◆ Problem requirements ◆
Without the images, print all the entries below exactly as given.

──────── Given records ────────

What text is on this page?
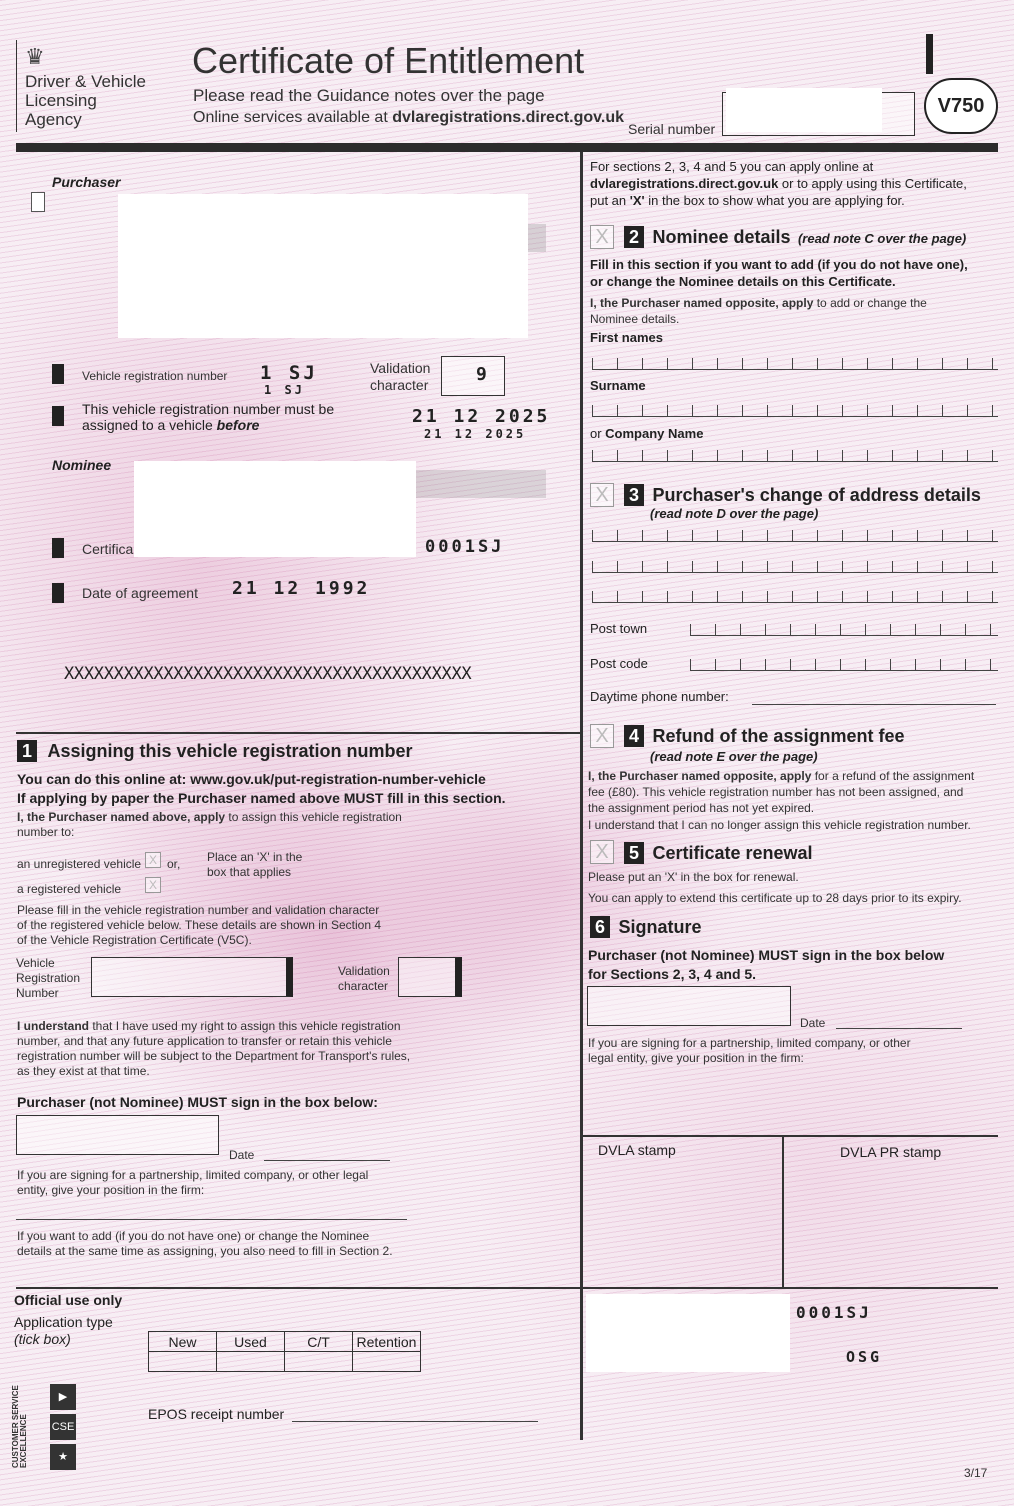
♛
Driver & Vehicle
Licensing
Agency
Certificate of Entitlement
Please read the Guidance notes over the page
Online services available at dvlaregistrations.direct.gov.uk
Serial number
V750
Purchaser
Vehicle registration number 1 SJ
1 SJ
Validation
character	9
This vehicle registration number must be
assigned to a vehicle before	21 12 2025
21 12 2025
Nominee
Certifica	0001SJ
Date of agreement 21 12 1992
XXXXXXXXXXXXXXXXXXXXXXXXXXXXXXXXXXXXXXXXX
1 Assigning this vehicle registration number
You can do this online at: www.gov.uk/put-registration-number-vehicle
If applying by paper the Purchaser named above MUST fill in this section.
I, the Purchaser named above, apply to assign this vehicle registration
number to:
an unregistered vehicle X or, Place an 'X' in the
box that applies
a registered vehicle	X
Please fill in the vehicle registration number and validation character
of the registered vehicle below. These details are shown in Section 4
of the Vehicle Registration Certificate (V5C).
Vehicle
Registration
Number
Validation
character
I understand that I have used my right to assign this vehicle registration
number, and that any future application to transfer or retain this vehicle
registration number will be subject to the Department for Transport's rules,
as they exist at that time.
Purchaser (not Nominee) MUST sign in the box below:
Date
If you are signing for a partnership, limited company, or other legal
entity, give your position in the firm:
If you want to add (if you do not have one) or change the Nominee
details at the same time as assigning, you also need to fill in Section 2.
Official use only
Application type
(tick box)	New	Used	C/T	Retention

EPOS receipt number
CUSTOMER SERVICE EXCELLENCE
▶
CSE
★
For sections 2, 3, 4 and 5 you can apply online at
dvlaregistrations.direct.gov.uk or to apply using this Certificate,
put an 'X' in the box to show what you are applying for.
X 2 Nominee details (read note C over the page)
Fill in this section if you want to add (if you do not have one),
or change the Nominee details on this Certificate.
I, the Purchaser named opposite, apply to add or change the
Nominee details.
First names
Surname
or Company Name
X 3 Purchaser's change of address details
(read note D over the page)
Post town
Post code
Daytime phone number:
X 4 Refund of the assignment fee
(read note E over the page)
I, the Purchaser named opposite, apply for a refund of the assignment
fee (£80). This vehicle registration number has not been assigned, and
the assignment period has not yet expired.
I understand that I can no longer assign this vehicle registration number.
X 5 Certificate renewal
Please put an 'X' in the box for renewal.
You can apply to extend this certificate up to 28 days prior to its expiry.
6 Signature
Purchaser (not Nominee) MUST sign in the box below
for Sections 2, 3, 4 and 5.
Date
If you are signing for a partnership, limited company, or other
legal entity, give your position in the firm:
DVLA stamp	DVLA PR stamp
0001SJ
OSG
3/17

────────

◆ Worked answer ◆
What text is on this page?
♛
Driver & Vehicle
Licensing
Agency
Certificate of Entitlement
Please read the Guidance notes over the page
Online services available at dvlaregistrations.direct.gov.uk
Serial number
V750
Purchaser
Vehicle registration number 1 SJ
1 SJ
Validation
character	9
This vehicle registration number must be
assigned to a vehicle before	21 12 2025
21 12 2025
Nominee
Certifica	0001SJ
Date of agreement 21 12 1992
XXXXXXXXXXXXXXXXXXXXXXXXXXXXXXXXXXXXXXXXX
1 Assigning this vehicle registration number
You can do this online at: www.gov.uk/put-registration-number-vehicle
If applying by paper the Purchaser named above MUST fill in this section.
I, the Purchaser named above, apply to assign this vehicle registration
number to:
an unregistered vehicle X or, Place an 'X' in the
box that applies
a registered vehicle	X
Please fill in the vehicle registration number and validation character
of the registered vehicle below. These details are shown in Section 4
of the Vehicle Registration Certificate (V5C).
Vehicle
Registration
Number
Validation
character
I understand that I have used my right to assign this vehicle registration
number, and that any future application to transfer or retain this vehicle
registration number will be subject to the Department for Transport's rules,
as they exist at that time.
Purchaser (not Nominee) MUST sign in the box below:
Date
If you are signing for a partnership, limited company, or other legal
entity, give your position in the firm:
If you want to add (if you do not have one) or change the Nominee
details at the same time as assigning, you also need to fill in Section 2.
Official use only
Application type
(tick box)	New	Used	C/T	Retention

EPOS receipt number
CUSTOMER SERVICE EXCELLENCE
▶
CSE
★
For sections 2, 3, 4 and 5 you can apply online at
dvlaregistrations.direct.gov.uk or to apply using this Certificate,
put an 'X' in the box to show what you are applying for.
X 2 Nominee details (read note C over the page)
Fill in this section if you want to add (if you do not have one),
or change the Nominee details on this Certificate.
I, the Purchaser named opposite, apply to add or change the
Nominee details.
First names
Surname
or Company Name
X 3 Purchaser's change of address details
(read note D over the page)
Post town
Post code
Daytime phone number:
X 4 Refund of the assignment fee
(read note E over the page)
I, the Purchaser named opposite, apply for a refund of the assignment
fee (£80). This vehicle registration number has not been assigned, and
the assignment period has not yet expired.
I understand that I can no longer assign this vehicle registration number.
X 5 Certificate renewal
Please put an 'X' in the box for renewal.
You can apply to extend this certificate up to 28 days prior to its expiry.
6 Signature
Purchaser (not Nominee) MUST sign in the box below
for Sections 2, 3, 4 and 5.
Date
If you are signing for a partnership, limited company, or other
legal entity, give your position in the firm:
DVLA stamp	DVLA PR stamp
0001SJ
OSG
3/17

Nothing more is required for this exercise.